### Stated exercise:
Read the listing and extract each line that includes the word "Добавить".

☆ ☆ ☆ ☆ ☆ ☆ ☆

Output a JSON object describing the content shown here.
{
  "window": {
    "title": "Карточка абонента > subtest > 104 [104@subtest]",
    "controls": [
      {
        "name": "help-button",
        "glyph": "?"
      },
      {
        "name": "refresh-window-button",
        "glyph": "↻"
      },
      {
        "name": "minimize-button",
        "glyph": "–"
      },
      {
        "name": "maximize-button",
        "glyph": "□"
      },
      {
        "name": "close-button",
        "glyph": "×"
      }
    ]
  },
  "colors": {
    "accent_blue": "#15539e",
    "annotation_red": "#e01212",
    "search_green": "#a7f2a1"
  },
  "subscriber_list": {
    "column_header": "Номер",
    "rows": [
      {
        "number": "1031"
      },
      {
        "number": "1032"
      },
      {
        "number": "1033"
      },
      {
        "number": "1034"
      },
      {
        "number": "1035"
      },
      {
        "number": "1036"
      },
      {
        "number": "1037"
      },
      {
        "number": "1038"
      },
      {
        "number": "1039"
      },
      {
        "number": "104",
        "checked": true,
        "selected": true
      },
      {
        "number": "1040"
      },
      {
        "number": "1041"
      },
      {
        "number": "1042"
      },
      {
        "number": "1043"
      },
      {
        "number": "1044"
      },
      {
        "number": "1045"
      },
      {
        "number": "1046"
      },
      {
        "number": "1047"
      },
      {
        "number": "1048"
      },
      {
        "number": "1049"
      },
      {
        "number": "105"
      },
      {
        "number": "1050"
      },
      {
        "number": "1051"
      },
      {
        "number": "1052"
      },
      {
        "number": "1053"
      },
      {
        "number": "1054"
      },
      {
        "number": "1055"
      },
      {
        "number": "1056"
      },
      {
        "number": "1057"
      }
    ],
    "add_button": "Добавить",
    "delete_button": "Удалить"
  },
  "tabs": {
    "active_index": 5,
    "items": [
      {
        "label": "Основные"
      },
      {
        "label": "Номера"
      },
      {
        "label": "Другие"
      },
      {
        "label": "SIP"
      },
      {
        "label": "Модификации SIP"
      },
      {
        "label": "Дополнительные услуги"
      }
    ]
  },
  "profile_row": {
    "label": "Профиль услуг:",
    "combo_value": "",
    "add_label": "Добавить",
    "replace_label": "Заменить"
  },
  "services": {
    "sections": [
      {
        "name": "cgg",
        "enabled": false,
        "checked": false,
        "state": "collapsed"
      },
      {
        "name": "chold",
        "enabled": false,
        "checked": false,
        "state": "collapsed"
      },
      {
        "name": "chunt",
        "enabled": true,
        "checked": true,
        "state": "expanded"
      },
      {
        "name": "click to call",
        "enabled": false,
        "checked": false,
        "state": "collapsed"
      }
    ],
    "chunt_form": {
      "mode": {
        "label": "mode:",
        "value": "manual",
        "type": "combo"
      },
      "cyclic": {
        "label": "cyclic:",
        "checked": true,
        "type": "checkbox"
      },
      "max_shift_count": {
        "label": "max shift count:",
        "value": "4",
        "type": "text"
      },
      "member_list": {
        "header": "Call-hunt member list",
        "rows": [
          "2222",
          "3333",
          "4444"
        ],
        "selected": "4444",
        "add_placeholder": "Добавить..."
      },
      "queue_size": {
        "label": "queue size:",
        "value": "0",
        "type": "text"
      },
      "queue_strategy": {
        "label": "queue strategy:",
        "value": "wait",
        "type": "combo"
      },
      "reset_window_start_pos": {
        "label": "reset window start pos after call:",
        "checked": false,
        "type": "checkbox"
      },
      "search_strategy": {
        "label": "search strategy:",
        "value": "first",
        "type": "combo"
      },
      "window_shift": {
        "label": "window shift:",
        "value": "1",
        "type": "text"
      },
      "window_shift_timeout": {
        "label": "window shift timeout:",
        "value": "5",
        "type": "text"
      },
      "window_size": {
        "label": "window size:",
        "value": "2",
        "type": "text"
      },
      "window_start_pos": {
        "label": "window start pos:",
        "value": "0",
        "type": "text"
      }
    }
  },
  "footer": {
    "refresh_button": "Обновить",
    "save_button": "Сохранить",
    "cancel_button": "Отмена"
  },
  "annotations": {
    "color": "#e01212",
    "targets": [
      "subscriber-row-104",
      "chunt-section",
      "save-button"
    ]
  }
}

☆ ☆ ☆ ☆ ☆ ☆ ☆

### Exercise answer:
    "add_button": "Добавить",
    "add_label": "Добавить",
        "add_placeholder": "Добавить..."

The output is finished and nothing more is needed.